___ Data extract

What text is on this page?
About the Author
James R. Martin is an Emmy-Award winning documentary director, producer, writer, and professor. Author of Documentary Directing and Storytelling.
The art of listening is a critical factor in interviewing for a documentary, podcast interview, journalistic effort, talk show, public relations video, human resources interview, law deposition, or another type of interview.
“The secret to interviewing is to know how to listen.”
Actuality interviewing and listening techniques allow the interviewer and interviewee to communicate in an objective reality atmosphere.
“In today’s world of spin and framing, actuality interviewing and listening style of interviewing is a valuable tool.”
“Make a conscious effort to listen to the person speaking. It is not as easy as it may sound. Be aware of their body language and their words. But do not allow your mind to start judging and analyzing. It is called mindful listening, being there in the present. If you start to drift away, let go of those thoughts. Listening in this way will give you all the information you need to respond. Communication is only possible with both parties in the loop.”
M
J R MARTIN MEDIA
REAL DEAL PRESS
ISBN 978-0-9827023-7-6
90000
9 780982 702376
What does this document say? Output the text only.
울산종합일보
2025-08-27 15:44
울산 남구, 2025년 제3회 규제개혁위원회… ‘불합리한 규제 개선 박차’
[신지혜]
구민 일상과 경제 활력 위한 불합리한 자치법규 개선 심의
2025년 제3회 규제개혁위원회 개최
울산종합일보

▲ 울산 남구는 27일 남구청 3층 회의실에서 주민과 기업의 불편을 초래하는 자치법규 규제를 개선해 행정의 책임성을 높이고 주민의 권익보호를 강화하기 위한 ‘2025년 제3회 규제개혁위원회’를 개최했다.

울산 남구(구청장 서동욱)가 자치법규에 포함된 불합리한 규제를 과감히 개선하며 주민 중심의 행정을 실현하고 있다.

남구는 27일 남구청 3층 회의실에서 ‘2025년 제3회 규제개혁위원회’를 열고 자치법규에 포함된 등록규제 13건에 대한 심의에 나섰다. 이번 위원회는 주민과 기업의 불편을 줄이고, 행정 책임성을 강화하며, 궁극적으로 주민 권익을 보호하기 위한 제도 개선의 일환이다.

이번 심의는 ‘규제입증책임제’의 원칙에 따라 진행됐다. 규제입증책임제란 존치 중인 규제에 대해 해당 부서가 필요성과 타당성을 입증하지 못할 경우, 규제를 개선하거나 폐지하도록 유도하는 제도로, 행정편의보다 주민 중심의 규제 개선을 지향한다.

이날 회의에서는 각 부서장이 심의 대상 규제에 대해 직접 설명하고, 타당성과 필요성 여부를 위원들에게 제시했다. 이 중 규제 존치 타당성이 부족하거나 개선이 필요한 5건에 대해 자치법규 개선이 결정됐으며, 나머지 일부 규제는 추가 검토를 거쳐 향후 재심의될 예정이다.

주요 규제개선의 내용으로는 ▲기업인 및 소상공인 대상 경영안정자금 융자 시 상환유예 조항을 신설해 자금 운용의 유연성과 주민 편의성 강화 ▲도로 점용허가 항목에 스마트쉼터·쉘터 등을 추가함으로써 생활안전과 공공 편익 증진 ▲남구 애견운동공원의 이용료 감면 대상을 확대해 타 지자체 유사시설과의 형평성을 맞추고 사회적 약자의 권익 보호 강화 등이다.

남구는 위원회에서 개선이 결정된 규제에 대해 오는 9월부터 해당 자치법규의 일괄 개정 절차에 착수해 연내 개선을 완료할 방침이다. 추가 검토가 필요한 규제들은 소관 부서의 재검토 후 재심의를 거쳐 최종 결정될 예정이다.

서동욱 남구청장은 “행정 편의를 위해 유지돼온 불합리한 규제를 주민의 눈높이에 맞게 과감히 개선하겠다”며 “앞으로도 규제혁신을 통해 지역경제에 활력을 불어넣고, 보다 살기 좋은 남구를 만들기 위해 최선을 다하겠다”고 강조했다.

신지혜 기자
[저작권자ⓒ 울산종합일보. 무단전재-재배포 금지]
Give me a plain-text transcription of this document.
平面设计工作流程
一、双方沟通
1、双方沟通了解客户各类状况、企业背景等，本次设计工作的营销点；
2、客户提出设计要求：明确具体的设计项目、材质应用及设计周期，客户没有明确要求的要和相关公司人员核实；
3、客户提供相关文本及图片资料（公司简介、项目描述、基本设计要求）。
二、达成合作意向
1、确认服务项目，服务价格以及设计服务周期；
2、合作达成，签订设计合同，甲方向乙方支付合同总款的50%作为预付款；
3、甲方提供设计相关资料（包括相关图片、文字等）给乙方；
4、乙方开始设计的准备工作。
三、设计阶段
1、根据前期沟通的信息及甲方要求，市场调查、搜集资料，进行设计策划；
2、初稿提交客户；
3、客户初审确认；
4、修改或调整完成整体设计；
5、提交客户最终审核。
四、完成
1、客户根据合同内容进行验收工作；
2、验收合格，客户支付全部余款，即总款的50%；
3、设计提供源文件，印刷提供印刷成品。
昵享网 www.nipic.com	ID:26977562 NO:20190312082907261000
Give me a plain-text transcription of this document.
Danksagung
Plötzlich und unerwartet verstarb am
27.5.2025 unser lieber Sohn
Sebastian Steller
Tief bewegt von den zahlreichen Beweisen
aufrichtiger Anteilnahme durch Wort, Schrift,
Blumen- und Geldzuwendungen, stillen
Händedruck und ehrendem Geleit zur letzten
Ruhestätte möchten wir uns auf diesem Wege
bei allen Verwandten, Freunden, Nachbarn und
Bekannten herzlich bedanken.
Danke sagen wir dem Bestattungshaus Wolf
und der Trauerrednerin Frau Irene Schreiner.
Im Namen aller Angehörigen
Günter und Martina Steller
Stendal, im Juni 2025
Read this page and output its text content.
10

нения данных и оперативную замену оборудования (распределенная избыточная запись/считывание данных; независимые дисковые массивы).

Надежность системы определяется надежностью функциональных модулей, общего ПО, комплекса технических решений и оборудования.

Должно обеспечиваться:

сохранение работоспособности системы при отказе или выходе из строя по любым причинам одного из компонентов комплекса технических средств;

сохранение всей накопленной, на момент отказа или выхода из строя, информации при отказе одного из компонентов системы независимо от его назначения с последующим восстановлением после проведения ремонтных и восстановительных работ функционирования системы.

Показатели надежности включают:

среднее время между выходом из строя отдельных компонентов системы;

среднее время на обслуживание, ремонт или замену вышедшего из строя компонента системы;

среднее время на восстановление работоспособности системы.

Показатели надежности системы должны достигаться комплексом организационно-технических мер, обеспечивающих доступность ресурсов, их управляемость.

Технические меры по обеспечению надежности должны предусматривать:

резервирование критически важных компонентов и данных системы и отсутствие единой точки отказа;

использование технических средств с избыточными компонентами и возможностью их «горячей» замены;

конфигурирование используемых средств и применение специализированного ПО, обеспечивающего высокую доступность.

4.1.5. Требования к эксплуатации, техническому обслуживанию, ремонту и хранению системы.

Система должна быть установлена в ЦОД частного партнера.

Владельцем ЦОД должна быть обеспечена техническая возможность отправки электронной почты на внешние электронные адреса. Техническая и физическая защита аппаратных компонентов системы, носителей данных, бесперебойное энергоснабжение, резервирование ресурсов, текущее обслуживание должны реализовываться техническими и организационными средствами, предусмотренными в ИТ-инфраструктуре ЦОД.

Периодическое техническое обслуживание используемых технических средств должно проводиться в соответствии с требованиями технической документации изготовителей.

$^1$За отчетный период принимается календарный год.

______

**What to produce:**
Print all of the entries again, exactly as written.

**Correct result:**
What text is on this page?
About the Author
James R. Martin is an Emmy-Award winning documentary director, producer, writer, and professor. Author of Documentary Directing and Storytelling.
The art of listening is a critical factor in interviewing for a documentary, podcast interview, journalistic effort, talk show, public relations video, human resources interview, law deposition, or another type of interview.
“The secret to interviewing is to know how to listen.”
Actuality interviewing and listening techniques allow the interviewer and interviewee to communicate in an objective reality atmosphere.
“In today’s world of spin and framing, actuality interviewing and listening style of interviewing is a valuable tool.”
“Make a conscious effort to listen to the person speaking. It is not as easy as it may sound. Be aware of their body language and their words. But do not allow your mind to start judging and analyzing. It is called mindful listening, being there in the present. If you start to drift away, let go of those thoughts. Listening in this way will give you all the information you need to respond. Communication is only possible with both parties in the loop.”
M
J R MARTIN MEDIA
REAL DEAL PRESS
ISBN 978-0-9827023-7-6
90000
9 780982 702376
What does this document say? Output the text only.
울산종합일보
2025-08-27 15:44
울산 남구, 2025년 제3회 규제개혁위원회… ‘불합리한 규제 개선 박차’
[신지혜]
구민 일상과 경제 활력 위한 불합리한 자치법규 개선 심의
2025년 제3회 규제개혁위원회 개최
울산종합일보

▲ 울산 남구는 27일 남구청 3층 회의실에서 주민과 기업의 불편을 초래하는 자치법규 규제를 개선해 행정의 책임성을 높이고 주민의 권익보호를 강화하기 위한 ‘2025년 제3회 규제개혁위원회’를 개최했다.

울산 남구(구청장 서동욱)가 자치법규에 포함된 불합리한 규제를 과감히 개선하며 주민 중심의 행정을 실현하고 있다.

남구는 27일 남구청 3층 회의실에서 ‘2025년 제3회 규제개혁위원회’를 열고 자치법규에 포함된 등록규제 13건에 대한 심의에 나섰다. 이번 위원회는 주민과 기업의 불편을 줄이고, 행정 책임성을 강화하며, 궁극적으로 주민 권익을 보호하기 위한 제도 개선의 일환이다.

이번 심의는 ‘규제입증책임제’의 원칙에 따라 진행됐다. 규제입증책임제란 존치 중인 규제에 대해 해당 부서가 필요성과 타당성을 입증하지 못할 경우, 규제를 개선하거나 폐지하도록 유도하는 제도로, 행정편의보다 주민 중심의 규제 개선을 지향한다.

이날 회의에서는 각 부서장이 심의 대상 규제에 대해 직접 설명하고, 타당성과 필요성 여부를 위원들에게 제시했다. 이 중 규제 존치 타당성이 부족하거나 개선이 필요한 5건에 대해 자치법규 개선이 결정됐으며, 나머지 일부 규제는 추가 검토를 거쳐 향후 재심의될 예정이다.

주요 규제개선의 내용으로는 ▲기업인 및 소상공인 대상 경영안정자금 융자 시 상환유예 조항을 신설해 자금 운용의 유연성과 주민 편의성 강화 ▲도로 점용허가 항목에 스마트쉼터·쉘터 등을 추가함으로써 생활안전과 공공 편익 증진 ▲남구 애견운동공원의 이용료 감면 대상을 확대해 타 지자체 유사시설과의 형평성을 맞추고 사회적 약자의 권익 보호 강화 등이다.

남구는 위원회에서 개선이 결정된 규제에 대해 오는 9월부터 해당 자치법규의 일괄 개정 절차에 착수해 연내 개선을 완료할 방침이다. 추가 검토가 필요한 규제들은 소관 부서의 재검토 후 재심의를 거쳐 최종 결정될 예정이다.

서동욱 남구청장은 “행정 편의를 위해 유지돼온 불합리한 규제를 주민의 눈높이에 맞게 과감히 개선하겠다”며 “앞으로도 규제혁신을 통해 지역경제에 활력을 불어넣고, 보다 살기 좋은 남구를 만들기 위해 최선을 다하겠다”고 강조했다.

신지혜 기자
[저작권자ⓒ 울산종합일보. 무단전재-재배포 금지]
Give me a plain-text transcription of this document.
平面设计工作流程
一、双方沟通
1、双方沟通了解客户各类状况、企业背景等，本次设计工作的营销点；
2、客户提出设计要求：明确具体的设计项目、材质应用及设计周期，客户没有明确要求的要和相关公司人员核实；
3、客户提供相关文本及图片资料（公司简介、项目描述、基本设计要求）。
二、达成合作意向
1、确认服务项目，服务价格以及设计服务周期；
2、合作达成，签订设计合同，甲方向乙方支付合同总款的50%作为预付款；
3、甲方提供设计相关资料（包括相关图片、文字等）给乙方；
4、乙方开始设计的准备工作。
三、设计阶段
1、根据前期沟通的信息及甲方要求，市场调查、搜集资料，进行设计策划；
2、初稿提交客户；
3、客户初审确认；
4、修改或调整完成整体设计；
5、提交客户最终审核。
四、完成
1、客户根据合同内容进行验收工作；
2、验收合格，客户支付全部余款，即总款的50%；
3、设计提供源文件，印刷提供印刷成品。
昵享网 www.nipic.com	ID:26977562 NO:20190312082907261000
Give me a plain-text transcription of this document.
Danksagung
Plötzlich und unerwartet verstarb am
27.5.2025 unser lieber Sohn
Sebastian Steller
Tief bewegt von den zahlreichen Beweisen
aufrichtiger Anteilnahme durch Wort, Schrift,
Blumen- und Geldzuwendungen, stillen
Händedruck und ehrendem Geleit zur letzten
Ruhestätte möchten wir uns auf diesem Wege
bei allen Verwandten, Freunden, Nachbarn und
Bekannten herzlich bedanken.
Danke sagen wir dem Bestattungshaus Wolf
und der Trauerrednerin Frau Irene Schreiner.
Im Namen aller Angehörigen
Günter und Martina Steller
Stendal, im Juni 2025
Read this page and output its text content.
10

нения данных и оперативную замену оборудования (распределенная избыточная запись/считывание данных; независимые дисковые массивы).

Надежность системы определяется надежностью функциональных модулей, общего ПО, комплекса технических решений и оборудования.

Должно обеспечиваться:

сохранение работоспособности системы при отказе или выходе из строя по любым причинам одного из компонентов комплекса технических средств;

сохранение всей накопленной, на момент отказа или выхода из строя, информации при отказе одного из компонентов системы независимо от его назначения с последующим восстановлением после проведения ремонтных и восстановительных работ функционирования системы.

Показатели надежности включают:

среднее время между выходом из строя отдельных компонентов системы;

среднее время на обслуживание, ремонт или замену вышедшего из строя компонента системы;

среднее время на восстановление работоспособности системы.

Показатели надежности системы должны достигаться комплексом организационно-технических мер, обеспечивающих доступность ресурсов, их управляемость.

Технические меры по обеспечению надежности должны предусматривать:

резервирование критически важных компонентов и данных системы и отсутствие единой точки отказа;

использование технических средств с избыточными компонентами и возможностью их «горячей» замены;

конфигурирование используемых средств и применение специализированного ПО, обеспечивающего высокую доступность.

4.1.5. Требования к эксплуатации, техническому обслуживанию, ремонту и хранению системы.

Система должна быть установлена в ЦОД частного партнера.

Владельцем ЦОД должна быть обеспечена техническая возможность отправки электронной почты на внешние электронные адреса. Техническая и физическая защита аппаратных компонентов системы, носителей данных, бесперебойное энергоснабжение, резервирование ресурсов, текущее обслуживание должны реализовываться техническими и организационными средствами, предусмотренными в ИТ-инфраструктуре ЦОД.

Периодическое техническое обслуживание используемых технических средств должно проводиться в соответствии с требованиями технической документации изготовителей.

$^1$За отчетный период принимается календарный год.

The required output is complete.